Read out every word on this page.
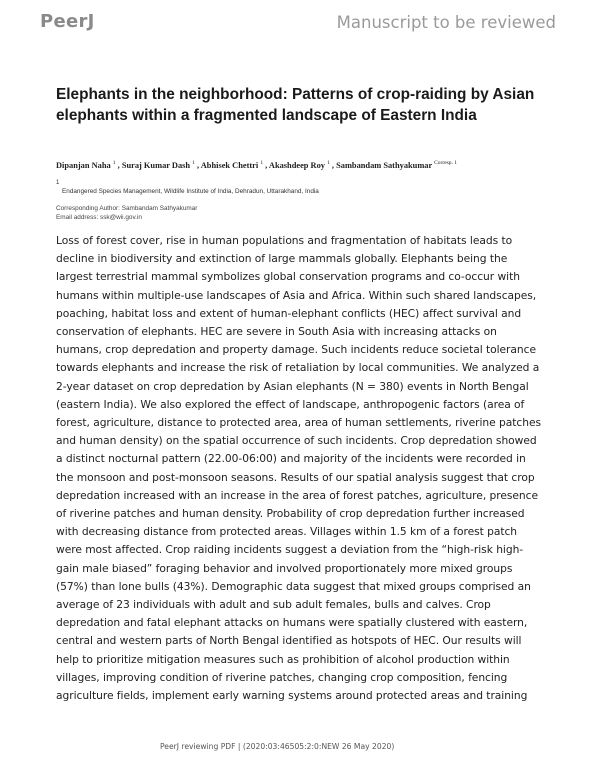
PeerJ	Manuscript to be reviewed
Elephants in the neighborhood: Patterns of crop-raiding by Asian elephants within a fragmented landscape of Eastern India
Dipanjan Naha $^1$ , Suraj Kumar Dash $^1$ , Abhisek Chettri $^1$ , Akashdeep Roy $^1$ , Sambandam Sathyakumar $^{Corresp. 1}$
1
Endangered Species Management, Wildlife Institute of India, Dehradun, Uttarakhand, India
Corresponding Author: Sambandam Sathyakumar
Email address: ssk@wii.gov.in
Loss of forest cover, rise in human populations and fragmentation of habitats leads to
decline in biodiversity and extinction of large mammals globally. Elephants being the
largest terrestrial mammal symbolizes global conservation programs and co-occur with
humans within multiple-use landscapes of Asia and Africa. Within such shared landscapes,
poaching, habitat loss and extent of human-elephant conflicts (HEC) affect survival and
conservation of elephants. HEC are severe in South Asia with increasing attacks on
humans, crop depredation and property damage. Such incidents reduce societal tolerance
towards elephants and increase the risk of retaliation by local communities. We analyzed a
2-year dataset on crop depredation by Asian elephants (N = 380) events in North Bengal
(eastern India). We also explored the effect of landscape, anthropogenic factors (area of
forest, agriculture, distance to protected area, area of human settlements, riverine patches
and human density) on the spatial occurrence of such incidents. Crop depredation showed
a distinct nocturnal pattern (22.00-06:00) and majority of the incidents were recorded in
the monsoon and post-monsoon seasons. Results of our spatial analysis suggest that crop
depredation increased with an increase in the area of forest patches, agriculture, presence
of riverine patches and human density. Probability of crop depredation further increased
with decreasing distance from protected areas. Villages within 1.5 km of a forest patch
were most affected. Crop raiding incidents suggest a deviation from the “high-risk high-
gain male biased” foraging behavior and involved proportionately more mixed groups
(57%) than lone bulls (43%). Demographic data suggest that mixed groups comprised an
average of 23 individuals with adult and sub adult females, bulls and calves. Crop
depredation and fatal elephant attacks on humans were spatially clustered with eastern,
central and western parts of North Bengal identified as hotspots of HEC. Our results will
help to prioritize mitigation measures such as prohibition of alcohol production within
villages, improving condition of riverine patches, changing crop composition, fencing
agriculture fields, implement early warning systems around protected areas and training
PeerJ reviewing PDF | (2020:03:46505:2:0:NEW 26 May 2020)
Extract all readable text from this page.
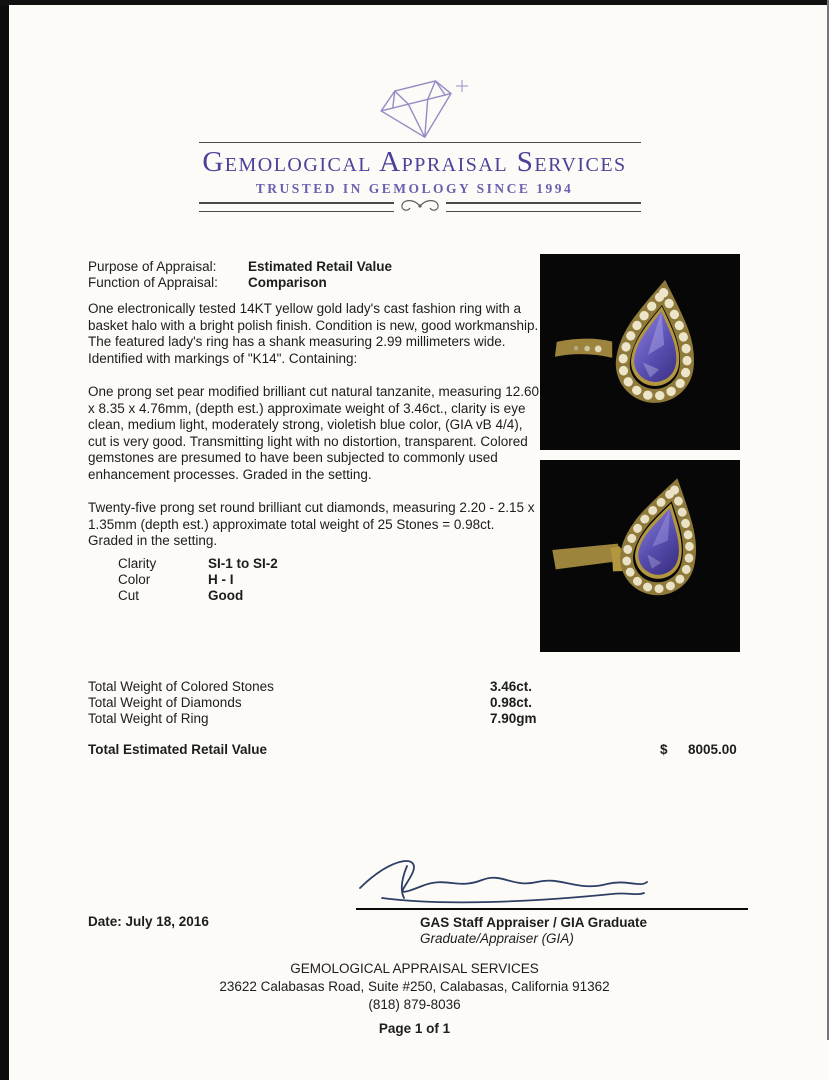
Gemological Appraisal Services
TRUSTED IN GEMOLOGY SINCE 1994
Purpose of Appraisal: Estimated Retail Value
Function of Appraisal: Comparison
One electronically tested 14KT yellow gold lady's cast fashion ring with a basket halo with a bright polish finish. Condition is new, good workmanship. The featured lady's ring has a shank measuring 2.99 millimeters wide. Identified with markings of "K14". Containing:
One prong set pear modified brilliant cut natural tanzanite, measuring 12.60 x 8.35 x 4.76mm, (depth est.) approximate weight of 3.46ct., clarity is eye clean, medium light, moderately strong, violetish blue color, (GIA vB 4/4), cut is very good. Transmitting light with no distortion, transparent. Colored gemstones are presumed to have been subjected to commonly used enhancement processes. Graded in the setting.
Twenty-five prong set round brilliant cut diamonds, measuring 2.20 - 2.15 x 1.35mm (depth est.) approximate total weight of 25 Stones = 0.98ct. Graded in the setting.
Clarity	SI-1 to SI-2
Color	H - I
Cut	Good
Total Weight of Colored Stones	3.46ct.
Total Weight of Diamonds	0.98ct.
Total Weight of Ring	7.90gm
Total Estimated Retail Value	$ 8005.00
Date: July 18, 2016	GAS Staff Appraiser / GIA Graduate
Graduate/Appraiser (GIA)
GEMOLOGICAL APPRAISAL SERVICES
23622 Calabasas Road, Suite #250, Calabasas, California 91362
(818) 879-8036
Page 1 of 1
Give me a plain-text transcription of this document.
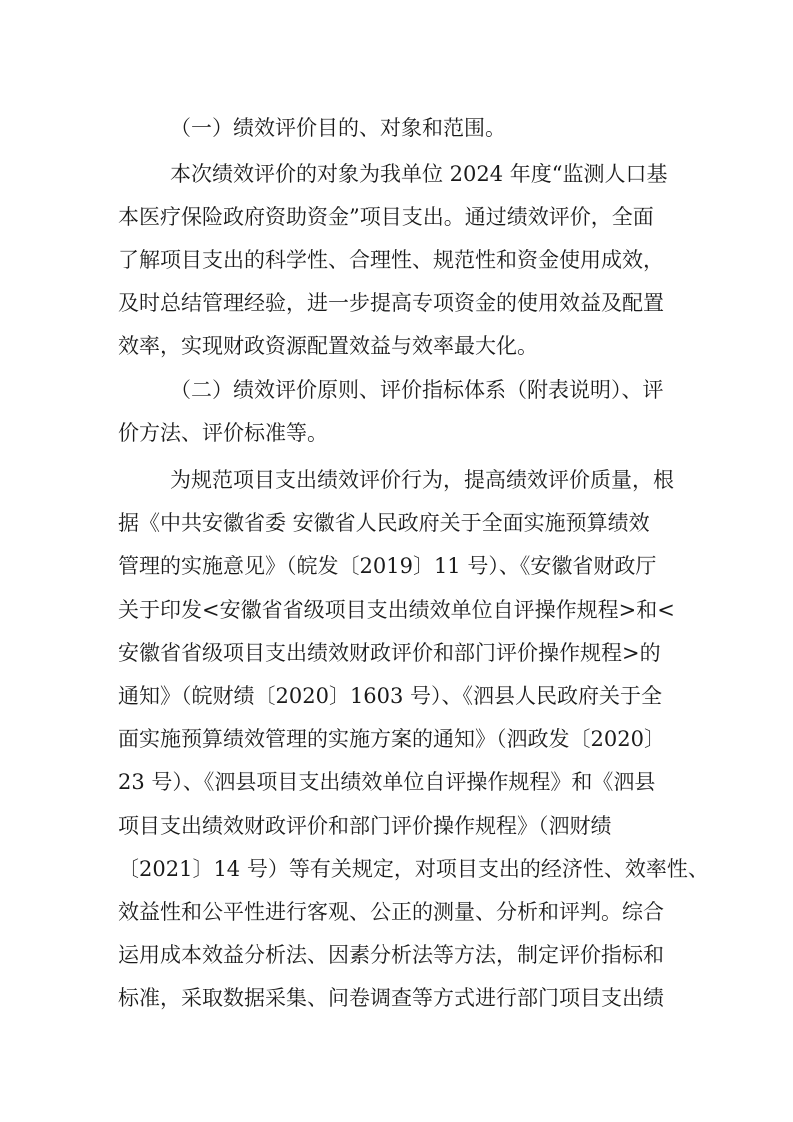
（一）绩效评价目的、对象和范围。
本次绩效评价的对象为我单位 2024 年度“监测人口基
本医疗保险政府资助资金”项目支出。通过绩效评价，全面
了解项目支出的科学性、合理性、规范性和资金使用成效，
及时总结管理经验，进一步提高专项资金的使用效益及配置
效率，实现财政资源配置效益与效率最大化。
（二）绩效评价原则、评价指标体系（附表说明）、评
价方法、评价标准等。
为规范项目支出绩效评价行为，提高绩效评价质量，根
据《中共安徽省委 安徽省人民政府关于全面实施预算绩效
管理的实施意见》（皖发〔2019〕11 号）、《安徽省财政厅
关于印发<安徽省省级项目支出绩效单位自评操作规程>和<
安徽省省级项目支出绩效财政评价和部门评价操作规程>的
通知》（皖财绩〔2020〕1603 号）、《泗县人民政府关于全
面实施预算绩效管理的实施方案的通知》（泗政发〔2020〕
23 号）、《泗县项目支出绩效单位自评操作规程》和《泗县
项目支出绩效财政评价和部门评价操作规程》（泗财绩
〔2021〕14 号）等有关规定，对项目支出的经济性、效率性、
效益性和公平性进行客观、公正的测量、分析和评判。综合
运用成本效益分析法、因素分析法等方法，制定评价指标和
标准，采取数据采集、问卷调查等方式进行部门项目支出绩
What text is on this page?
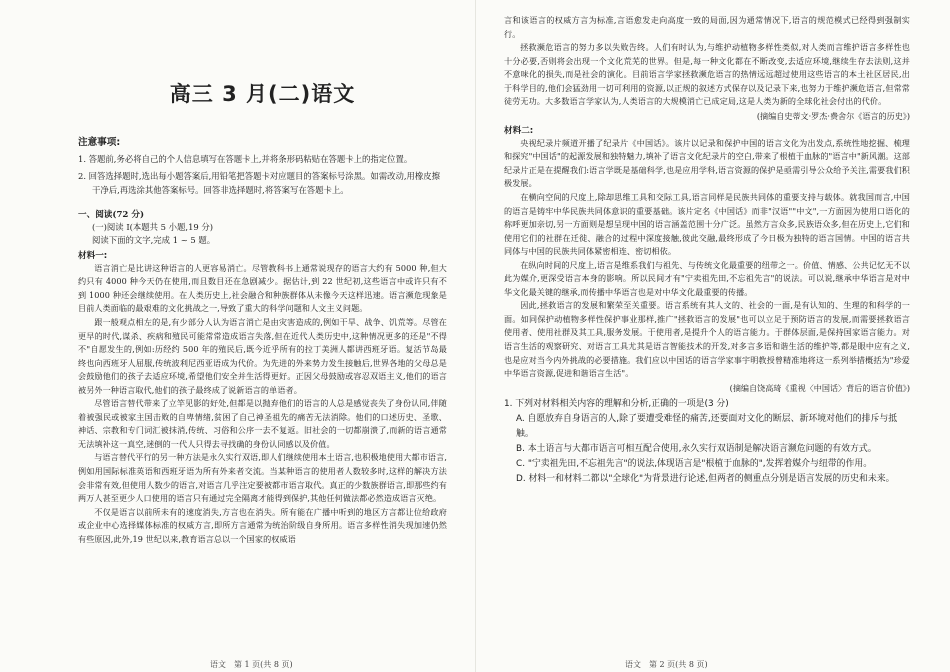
高三 3 月(二)语文

注意事项:

1. 答题前,务必将自己的个人信息填写在答题卡上,并将条形码粘贴在答题卡上的指定位置。

2. 回答选择题时,选出每小题答案后,用铅笔把答题卡对应题目的答案标号涂黑。如需改动,用橡皮擦干净后,再选涂其他答案标号。回答非选择题时,将答案写在答题卡上。

一、阅读(72 分)

(一)阅读 I(本题共 5 小题,19 分)

阅读下面的文字,完成 1 ~ 5 题。

材料一:

语言消亡是比讲这种语言的人更容易消亡。尽管教科书上通常说现存的语言大约有 5000 种,但大约只有 4000 种今天仍在使用,而且数目还在急剧减少。据估计,到 22 世纪初,这些语言中或许只有不到 1000 种还会继续使用。在人类历史上,社会融合和种族群体从未像今天这样迅速。语言濒危现象是目前人类面临的最艰难的文化挑战之一,导致了重大的科学问题和人文主义问题。

跟一般观点相左的是,有少部分人认为语言消亡是由灾害造成的,例如干旱、战争、饥荒等。尽管在更早的时代,谋杀、疾病和殖民可能常常造成语言失落,但在近代人类历史中,这种情况更多的还是"不得不"自愿发生的,例如:历经约 500 年的殖民后,既今近乎所有的拉丁美洲人都讲西班牙语。复活节岛最终也向西班牙人屈服,传统波利尼西亚语成为代价。为先进的外来势力发生接触后,世界各地的父母总是会鼓励他们的孩子去适应环境,希望他们安全并生活得更好。正因父母鼓励或容忍双语主义,他们的语言被另外一种语言取代,他们的孩子最终成了说新语言的单语者。

尽管语言替代带来了立竿见影的好处,但都是以抛弃他们的语言的人总是感觉丧失了身份认同,伴随着被强民或被家主国击败的自卑情绪,贫困了自己神圣祖先的痛苦无法消除。他们的口述历史、圣歌、神话、宗教和专门词汇被抹消,传统、习俗和公序一去不复返。旧社会的一切都崩溃了,而新的语言通常无法填补这一真空,迷倒的一代人只得去寻找确的身份认同感以及价值。

与语言替代平行的另一种方法是永久实行双语,即人们继续使用本土语言,也积极地使用大都市语言,例如用国际标准英语和西班牙语为所有外来者交流。当某种语言的使用者人数较多时,这样的解决方法会非常有效,但使用人数少的语言,对语言几乎注定要被都市语言取代。真正的少数族群语言,即那些约有两万人甚至更少人口使用的语言只有通过完全隔离才能得到保护,其他任何做法都必然造成语言灭绝。

不仅是语言以前所未有的速度消失,方言也在消失。所有能在广播中听到的地区方言都让位给政府或企业中心选择媒体标准的权威方言,即所方言通常为统治阶级自身所用。语言多样性消失现加速仍然有些原因,此外,19 世纪以来,教育语言总以一个国家的权威语

言和该语言的权威方言为标准,言语愈发走向高度一致的局面,因为通常情况下,语言的规范模式已经得到强制实行。

拯救濒危语言的努力多以失败告终。人们有时认为,与维护动植物多样性类似,对人类而言维护语言多样性也十分必要,否则将会出现一个文化荒芜的世界。但是,每一种文化都在不断改变,去适应环境,继续生存去法则,这并不意味化的损失,而是社会的演化。目前语言学家拯救濒危语言的热情远远超过使用这些语言的本土社区居民,出于科学目的,他们会猛劲用一切可利用的资源,以正规的叙述方式保存以及记录下来,也努力于维护濒危语言,但常常徒劳无功。大多数语言学家认为,人类语言的大规模消亡已成定局,这是人类为新的全球化社会付出的代价。

(摘编自史蒂文·罗杰·费舍尔《语言的历史》)

材料二:

央视纪录片频道开播了纪录片《中国话》。该片以记录和保护中国的语言文化为出发点,系统性地挖掘、梳理和探究"中国话"的起源发展和独特魅力,填补了语言文化纪录片的空白,带来了根植于血脉的"语言中"新风潮。这部纪录片正是在提醒我们:语言学既是基础科学,也是应用学科,语言资源的保护是亟需引导公众给予关注,需要我们积极发展。

在横向空间的尺度上,除却思维工具和交际工具,语言同样是民族共同体的重要支持与载体。就我国而言,中国的语言是铸牢中华民族共同体意识的重要基础。该片定名《中国话》而非"汉语""中文",一方面因为使用口语化的称呼更加亲切,另一方面则是想呈现中国的语言涵盖范围十分广泛。虽然方言众多,民族语众多,但在历史上,它们和使用它们的社群在迁徙、融合的过程中深度接触,彼此交融,最终形成了今日极为独特的语言国情。中国的语言共同体与中国的民族共同体紧密相连、密切相依。

在纵向时间的尺度上,语言是维系我们与祖先、与传统文化最重要的纽带之一。价值、情感、公共记忆无不以此为媒介,更深受语言本身的影响。所以民间才有"宁卖祖先田,不忘祖先言"的说法。可以说,继承中华语言是对中华文化最关键的继承,而传播中华语言也是对中华文化最重要的传播。

因此,拯救语言的发展和繁荣至关重要。语言系统有其人文的、社会的一面,是有认知的、生理的和科学的一面。如同保护动植物多样性保护事业那样,推广"拯救语言的发展"也可以立足于预防语言的发展,而需要拯救语言使用者、使用社群及其工具,服务发展。于使用者,是提升个人的语言能力。于群体层面,是保持国家语言能力。对语言生活的观察研究、对语言工具尤其是语言智能技术的开发,对多言多语和谐生活的维护等,都是眼中应有之义,也是应对当今内外挑战的必要措施。我们应以中国话的语言学家事宇明教授曾精准地将这一系列举措概括为"珍爱中华语言资源,促进和谐语言生活"。

(摘编自饶高琦《重视〈中国话〉背后的语言价值》)

1. 下列对材料相关内容的理解和分析,正确的一项是(3 分)

A. 自愿放弃自身语言的人,除了要遭受难怪的痛苦,还要面对文化的断层、新环境对他们的排斥与抵触。

B. 本土语言与大都市语言可相互配合使用,永久实行双语制是解决语言濒危问题的有效方式。

C. "宁卖祖先田,不忘祖先言"的说法,体现语言是"根植于血脉的",发挥着媒介与纽带的作用。

D. 材料一和材料二都以"全球化"为背景进行论述,但两者的侧重点分别是语言发展的历史和未来。

语文　第 1 页(共 8 页)	语文　第 2 页(共 8 页)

Exercise prompt:
Give every line of the material that includes the string "text".

Response to this exercise:
Extract all readable text from this page.
Give me a plain-text transcription of this document.
What text is on this page?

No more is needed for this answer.